GOAL: Copy out every line that contains the word "start".

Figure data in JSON
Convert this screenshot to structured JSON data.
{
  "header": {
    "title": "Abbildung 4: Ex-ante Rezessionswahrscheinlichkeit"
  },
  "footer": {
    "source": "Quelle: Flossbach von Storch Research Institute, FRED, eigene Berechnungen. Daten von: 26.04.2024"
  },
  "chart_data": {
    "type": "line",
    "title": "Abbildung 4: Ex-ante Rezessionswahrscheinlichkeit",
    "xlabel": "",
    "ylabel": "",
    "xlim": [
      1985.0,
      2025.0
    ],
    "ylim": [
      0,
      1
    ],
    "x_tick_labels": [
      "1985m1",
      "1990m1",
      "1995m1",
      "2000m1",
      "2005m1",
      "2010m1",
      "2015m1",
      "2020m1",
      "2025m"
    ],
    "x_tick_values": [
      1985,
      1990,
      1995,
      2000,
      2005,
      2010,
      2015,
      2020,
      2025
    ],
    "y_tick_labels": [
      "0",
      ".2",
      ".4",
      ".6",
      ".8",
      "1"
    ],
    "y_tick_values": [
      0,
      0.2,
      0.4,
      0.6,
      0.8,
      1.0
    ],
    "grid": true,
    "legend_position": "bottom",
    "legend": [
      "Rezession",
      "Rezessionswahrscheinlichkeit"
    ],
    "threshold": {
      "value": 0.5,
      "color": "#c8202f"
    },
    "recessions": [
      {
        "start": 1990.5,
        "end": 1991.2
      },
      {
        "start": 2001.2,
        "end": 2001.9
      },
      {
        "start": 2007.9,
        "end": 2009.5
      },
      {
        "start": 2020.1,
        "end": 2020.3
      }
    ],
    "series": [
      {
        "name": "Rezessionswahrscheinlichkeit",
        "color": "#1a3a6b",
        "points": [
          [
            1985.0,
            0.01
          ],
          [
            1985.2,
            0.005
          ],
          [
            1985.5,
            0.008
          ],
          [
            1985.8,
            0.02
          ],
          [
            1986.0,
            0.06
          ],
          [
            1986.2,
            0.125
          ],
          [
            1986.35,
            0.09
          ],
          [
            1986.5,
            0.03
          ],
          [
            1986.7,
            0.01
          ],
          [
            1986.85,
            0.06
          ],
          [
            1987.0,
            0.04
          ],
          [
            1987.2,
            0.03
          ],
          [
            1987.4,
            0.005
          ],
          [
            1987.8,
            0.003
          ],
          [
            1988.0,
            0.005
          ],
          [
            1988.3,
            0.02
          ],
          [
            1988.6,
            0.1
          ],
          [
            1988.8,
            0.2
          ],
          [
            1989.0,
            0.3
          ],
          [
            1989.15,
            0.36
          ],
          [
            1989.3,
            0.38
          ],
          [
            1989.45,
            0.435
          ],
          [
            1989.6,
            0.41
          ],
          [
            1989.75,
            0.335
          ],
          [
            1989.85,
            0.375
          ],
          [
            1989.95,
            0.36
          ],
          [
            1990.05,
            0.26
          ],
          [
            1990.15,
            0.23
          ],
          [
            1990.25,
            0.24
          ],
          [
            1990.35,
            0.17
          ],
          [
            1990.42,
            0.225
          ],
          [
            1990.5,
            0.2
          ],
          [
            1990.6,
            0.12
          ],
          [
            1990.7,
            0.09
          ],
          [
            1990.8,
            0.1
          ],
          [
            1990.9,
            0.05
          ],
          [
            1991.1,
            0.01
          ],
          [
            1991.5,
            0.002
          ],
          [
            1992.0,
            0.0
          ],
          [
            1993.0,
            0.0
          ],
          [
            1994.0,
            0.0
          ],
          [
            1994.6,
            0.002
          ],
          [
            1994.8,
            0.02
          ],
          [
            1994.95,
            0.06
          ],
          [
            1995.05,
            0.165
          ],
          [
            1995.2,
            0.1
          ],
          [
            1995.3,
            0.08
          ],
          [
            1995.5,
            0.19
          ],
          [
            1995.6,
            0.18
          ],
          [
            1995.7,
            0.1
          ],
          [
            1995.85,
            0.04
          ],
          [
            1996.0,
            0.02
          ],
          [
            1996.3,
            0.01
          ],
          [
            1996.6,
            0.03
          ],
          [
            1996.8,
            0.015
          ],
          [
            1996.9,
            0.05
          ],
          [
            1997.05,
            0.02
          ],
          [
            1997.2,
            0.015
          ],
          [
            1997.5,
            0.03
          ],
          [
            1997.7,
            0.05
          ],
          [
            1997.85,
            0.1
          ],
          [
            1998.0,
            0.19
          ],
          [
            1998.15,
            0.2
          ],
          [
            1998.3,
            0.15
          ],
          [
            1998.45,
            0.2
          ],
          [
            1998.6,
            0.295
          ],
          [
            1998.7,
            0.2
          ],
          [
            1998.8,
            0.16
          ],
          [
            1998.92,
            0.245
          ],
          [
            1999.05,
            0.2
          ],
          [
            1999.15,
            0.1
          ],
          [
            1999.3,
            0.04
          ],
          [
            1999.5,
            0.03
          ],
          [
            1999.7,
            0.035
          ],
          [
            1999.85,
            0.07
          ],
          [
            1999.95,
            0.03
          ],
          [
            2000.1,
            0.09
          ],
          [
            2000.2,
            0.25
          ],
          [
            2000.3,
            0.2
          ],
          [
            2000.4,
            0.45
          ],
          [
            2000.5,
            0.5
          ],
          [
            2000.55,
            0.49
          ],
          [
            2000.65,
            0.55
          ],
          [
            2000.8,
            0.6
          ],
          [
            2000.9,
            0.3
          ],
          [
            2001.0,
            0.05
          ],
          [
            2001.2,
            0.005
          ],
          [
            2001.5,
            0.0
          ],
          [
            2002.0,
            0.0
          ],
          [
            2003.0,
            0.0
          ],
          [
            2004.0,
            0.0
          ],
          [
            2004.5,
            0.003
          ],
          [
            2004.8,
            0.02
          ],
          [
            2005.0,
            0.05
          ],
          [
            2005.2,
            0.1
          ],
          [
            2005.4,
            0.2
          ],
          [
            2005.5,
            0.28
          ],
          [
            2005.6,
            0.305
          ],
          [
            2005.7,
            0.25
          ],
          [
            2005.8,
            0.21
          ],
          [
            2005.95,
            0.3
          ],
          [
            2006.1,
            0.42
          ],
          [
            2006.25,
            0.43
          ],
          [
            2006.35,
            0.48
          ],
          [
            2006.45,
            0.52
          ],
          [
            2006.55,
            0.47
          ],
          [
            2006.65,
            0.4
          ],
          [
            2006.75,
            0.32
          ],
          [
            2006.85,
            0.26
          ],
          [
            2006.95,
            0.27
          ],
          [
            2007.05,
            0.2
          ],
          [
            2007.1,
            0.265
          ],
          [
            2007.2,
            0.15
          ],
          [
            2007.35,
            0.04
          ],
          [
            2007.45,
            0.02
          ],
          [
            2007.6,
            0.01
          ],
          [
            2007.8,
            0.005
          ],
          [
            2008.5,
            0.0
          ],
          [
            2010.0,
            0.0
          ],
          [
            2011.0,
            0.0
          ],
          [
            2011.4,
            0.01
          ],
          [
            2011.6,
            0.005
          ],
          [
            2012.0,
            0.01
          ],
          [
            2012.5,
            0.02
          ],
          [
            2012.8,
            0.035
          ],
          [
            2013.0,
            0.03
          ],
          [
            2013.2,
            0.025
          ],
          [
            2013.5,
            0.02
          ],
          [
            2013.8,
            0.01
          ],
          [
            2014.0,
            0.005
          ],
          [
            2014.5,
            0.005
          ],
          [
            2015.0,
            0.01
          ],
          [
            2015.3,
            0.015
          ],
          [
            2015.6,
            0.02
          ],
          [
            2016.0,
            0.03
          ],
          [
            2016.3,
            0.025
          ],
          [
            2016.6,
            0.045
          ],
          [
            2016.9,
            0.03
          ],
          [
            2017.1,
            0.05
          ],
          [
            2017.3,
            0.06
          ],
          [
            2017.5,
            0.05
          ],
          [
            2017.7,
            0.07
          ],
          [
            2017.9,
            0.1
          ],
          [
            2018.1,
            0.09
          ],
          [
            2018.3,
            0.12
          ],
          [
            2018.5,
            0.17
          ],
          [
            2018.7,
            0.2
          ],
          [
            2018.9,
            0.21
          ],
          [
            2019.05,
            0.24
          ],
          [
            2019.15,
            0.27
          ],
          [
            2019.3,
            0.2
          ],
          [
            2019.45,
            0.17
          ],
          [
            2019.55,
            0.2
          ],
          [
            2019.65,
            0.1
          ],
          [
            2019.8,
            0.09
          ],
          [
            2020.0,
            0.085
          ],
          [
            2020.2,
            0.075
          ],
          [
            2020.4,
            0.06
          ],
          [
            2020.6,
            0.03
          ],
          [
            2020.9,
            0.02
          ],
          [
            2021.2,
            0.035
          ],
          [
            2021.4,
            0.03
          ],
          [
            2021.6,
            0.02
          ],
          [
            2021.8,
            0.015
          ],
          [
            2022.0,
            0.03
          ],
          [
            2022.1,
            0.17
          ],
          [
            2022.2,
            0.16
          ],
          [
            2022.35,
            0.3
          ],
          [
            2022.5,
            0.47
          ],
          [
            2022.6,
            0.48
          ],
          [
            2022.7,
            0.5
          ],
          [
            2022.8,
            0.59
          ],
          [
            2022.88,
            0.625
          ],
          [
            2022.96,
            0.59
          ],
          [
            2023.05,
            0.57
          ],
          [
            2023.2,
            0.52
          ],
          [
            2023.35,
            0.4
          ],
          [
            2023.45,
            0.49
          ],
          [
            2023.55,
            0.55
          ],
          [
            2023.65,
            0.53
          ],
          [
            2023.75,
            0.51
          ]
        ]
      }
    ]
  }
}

REPLY TO THE EXERCISE:
        "start": 1990.5,
        "start": 2001.2,
        "start": 2007.9,
        "start": 2020.1,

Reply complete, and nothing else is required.